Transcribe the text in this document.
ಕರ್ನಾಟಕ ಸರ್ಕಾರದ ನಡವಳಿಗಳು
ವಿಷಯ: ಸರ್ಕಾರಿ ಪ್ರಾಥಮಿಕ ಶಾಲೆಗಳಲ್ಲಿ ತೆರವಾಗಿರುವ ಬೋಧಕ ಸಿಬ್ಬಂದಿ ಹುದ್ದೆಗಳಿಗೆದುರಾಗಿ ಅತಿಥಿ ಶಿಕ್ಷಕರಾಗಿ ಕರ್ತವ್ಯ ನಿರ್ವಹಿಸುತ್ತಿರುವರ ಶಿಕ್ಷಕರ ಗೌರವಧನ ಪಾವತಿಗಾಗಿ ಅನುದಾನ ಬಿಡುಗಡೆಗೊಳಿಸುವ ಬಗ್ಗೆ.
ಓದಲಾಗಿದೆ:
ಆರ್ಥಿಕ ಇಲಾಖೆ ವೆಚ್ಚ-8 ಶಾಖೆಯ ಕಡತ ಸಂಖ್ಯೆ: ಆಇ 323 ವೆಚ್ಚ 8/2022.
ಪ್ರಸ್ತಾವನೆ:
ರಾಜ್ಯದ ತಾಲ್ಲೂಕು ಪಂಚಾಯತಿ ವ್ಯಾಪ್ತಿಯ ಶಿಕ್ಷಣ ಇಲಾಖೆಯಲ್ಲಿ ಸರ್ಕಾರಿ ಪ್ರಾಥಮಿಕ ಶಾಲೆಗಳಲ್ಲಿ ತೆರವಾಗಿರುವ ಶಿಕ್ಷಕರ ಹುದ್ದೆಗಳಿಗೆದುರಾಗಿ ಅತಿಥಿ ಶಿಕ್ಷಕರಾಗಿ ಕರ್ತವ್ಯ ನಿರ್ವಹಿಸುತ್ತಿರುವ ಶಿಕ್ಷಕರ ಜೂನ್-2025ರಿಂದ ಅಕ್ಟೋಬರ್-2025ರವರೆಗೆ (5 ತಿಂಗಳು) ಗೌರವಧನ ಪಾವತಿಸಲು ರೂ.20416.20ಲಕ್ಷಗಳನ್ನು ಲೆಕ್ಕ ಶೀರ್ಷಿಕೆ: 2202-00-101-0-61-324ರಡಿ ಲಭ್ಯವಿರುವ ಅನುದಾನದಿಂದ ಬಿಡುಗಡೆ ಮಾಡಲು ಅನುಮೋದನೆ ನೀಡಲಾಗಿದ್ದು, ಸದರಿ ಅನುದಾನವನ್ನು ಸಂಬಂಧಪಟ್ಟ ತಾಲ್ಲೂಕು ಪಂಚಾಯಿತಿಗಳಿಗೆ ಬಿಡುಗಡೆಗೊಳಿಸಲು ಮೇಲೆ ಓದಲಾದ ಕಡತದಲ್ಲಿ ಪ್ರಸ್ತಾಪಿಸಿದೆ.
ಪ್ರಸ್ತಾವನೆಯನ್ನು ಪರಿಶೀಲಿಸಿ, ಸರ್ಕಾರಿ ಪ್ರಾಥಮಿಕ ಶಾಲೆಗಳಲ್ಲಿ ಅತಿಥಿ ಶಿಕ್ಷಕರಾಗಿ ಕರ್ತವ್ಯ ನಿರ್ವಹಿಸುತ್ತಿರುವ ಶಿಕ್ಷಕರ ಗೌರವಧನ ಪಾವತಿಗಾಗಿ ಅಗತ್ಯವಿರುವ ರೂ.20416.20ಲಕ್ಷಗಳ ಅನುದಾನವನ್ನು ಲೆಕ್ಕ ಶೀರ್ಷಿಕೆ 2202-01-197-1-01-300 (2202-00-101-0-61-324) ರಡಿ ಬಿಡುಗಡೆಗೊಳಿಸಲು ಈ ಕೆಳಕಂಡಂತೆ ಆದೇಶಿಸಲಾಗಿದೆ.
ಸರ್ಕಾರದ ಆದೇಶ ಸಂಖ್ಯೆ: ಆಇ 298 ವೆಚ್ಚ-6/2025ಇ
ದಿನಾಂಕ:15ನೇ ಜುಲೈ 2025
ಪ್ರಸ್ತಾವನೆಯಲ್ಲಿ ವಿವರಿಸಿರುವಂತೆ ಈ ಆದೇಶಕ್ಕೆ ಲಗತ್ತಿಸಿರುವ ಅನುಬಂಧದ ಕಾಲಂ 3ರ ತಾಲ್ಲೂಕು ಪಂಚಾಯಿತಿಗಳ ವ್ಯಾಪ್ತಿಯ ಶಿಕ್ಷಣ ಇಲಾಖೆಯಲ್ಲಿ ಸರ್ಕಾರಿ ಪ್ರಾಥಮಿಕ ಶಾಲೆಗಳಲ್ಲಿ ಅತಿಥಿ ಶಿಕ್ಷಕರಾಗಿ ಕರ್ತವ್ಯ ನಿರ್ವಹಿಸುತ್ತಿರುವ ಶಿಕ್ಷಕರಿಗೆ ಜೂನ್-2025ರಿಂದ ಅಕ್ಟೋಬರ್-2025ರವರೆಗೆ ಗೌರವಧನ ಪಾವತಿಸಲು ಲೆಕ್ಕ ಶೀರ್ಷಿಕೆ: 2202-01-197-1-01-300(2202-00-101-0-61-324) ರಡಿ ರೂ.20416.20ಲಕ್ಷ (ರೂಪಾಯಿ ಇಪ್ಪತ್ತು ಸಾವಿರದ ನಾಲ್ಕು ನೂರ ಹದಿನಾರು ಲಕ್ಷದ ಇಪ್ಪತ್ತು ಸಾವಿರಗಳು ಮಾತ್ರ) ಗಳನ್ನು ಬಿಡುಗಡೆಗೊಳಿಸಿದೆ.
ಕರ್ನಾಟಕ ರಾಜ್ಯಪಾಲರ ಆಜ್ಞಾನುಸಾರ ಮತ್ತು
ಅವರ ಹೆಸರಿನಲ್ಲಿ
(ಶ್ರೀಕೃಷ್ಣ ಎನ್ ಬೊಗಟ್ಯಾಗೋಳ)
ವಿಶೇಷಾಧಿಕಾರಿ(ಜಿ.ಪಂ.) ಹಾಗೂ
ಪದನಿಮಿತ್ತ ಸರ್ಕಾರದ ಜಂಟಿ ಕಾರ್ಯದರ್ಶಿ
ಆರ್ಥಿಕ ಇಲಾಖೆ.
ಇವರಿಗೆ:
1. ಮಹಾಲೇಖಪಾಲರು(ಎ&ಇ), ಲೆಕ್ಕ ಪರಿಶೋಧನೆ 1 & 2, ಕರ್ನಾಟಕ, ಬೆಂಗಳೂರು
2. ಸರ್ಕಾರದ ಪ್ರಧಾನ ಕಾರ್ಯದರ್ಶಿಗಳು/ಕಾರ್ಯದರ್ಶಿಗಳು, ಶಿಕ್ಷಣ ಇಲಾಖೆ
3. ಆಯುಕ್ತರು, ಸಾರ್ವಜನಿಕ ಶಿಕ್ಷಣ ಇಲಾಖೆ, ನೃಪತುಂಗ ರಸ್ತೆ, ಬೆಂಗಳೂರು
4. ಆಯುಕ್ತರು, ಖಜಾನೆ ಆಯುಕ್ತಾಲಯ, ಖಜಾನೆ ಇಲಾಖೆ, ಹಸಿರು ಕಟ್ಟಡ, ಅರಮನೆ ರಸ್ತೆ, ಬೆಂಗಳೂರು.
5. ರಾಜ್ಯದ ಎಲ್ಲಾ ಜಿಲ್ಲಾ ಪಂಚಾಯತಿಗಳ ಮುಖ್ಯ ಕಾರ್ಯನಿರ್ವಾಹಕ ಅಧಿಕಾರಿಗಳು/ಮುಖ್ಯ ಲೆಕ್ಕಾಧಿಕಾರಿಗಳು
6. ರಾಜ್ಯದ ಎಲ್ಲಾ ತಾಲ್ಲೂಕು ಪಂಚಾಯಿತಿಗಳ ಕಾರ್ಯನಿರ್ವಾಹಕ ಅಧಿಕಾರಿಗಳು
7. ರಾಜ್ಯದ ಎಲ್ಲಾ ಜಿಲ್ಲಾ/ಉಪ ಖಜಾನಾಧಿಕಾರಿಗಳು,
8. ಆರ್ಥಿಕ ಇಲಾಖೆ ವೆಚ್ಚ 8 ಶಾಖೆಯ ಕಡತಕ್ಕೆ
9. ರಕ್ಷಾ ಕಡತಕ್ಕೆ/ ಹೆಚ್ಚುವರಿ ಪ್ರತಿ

→ WHAT YOU WILL DO:
Gather up, from the records above, each line where the word "ಕಡತಕ" appears.

→ EXERCISE SOLUTION:
8. ಆರ್ಥಿಕ ಇಲಾಖೆ ವೆಚ್ಚ 8 ಶಾಖೆಯ ಕಡತಕ್ಕೆ
9. ರಕ್ಷಾ ಕಡತಕ್ಕೆ/ ಹೆಚ್ಚುವರಿ ಪ್ರತಿ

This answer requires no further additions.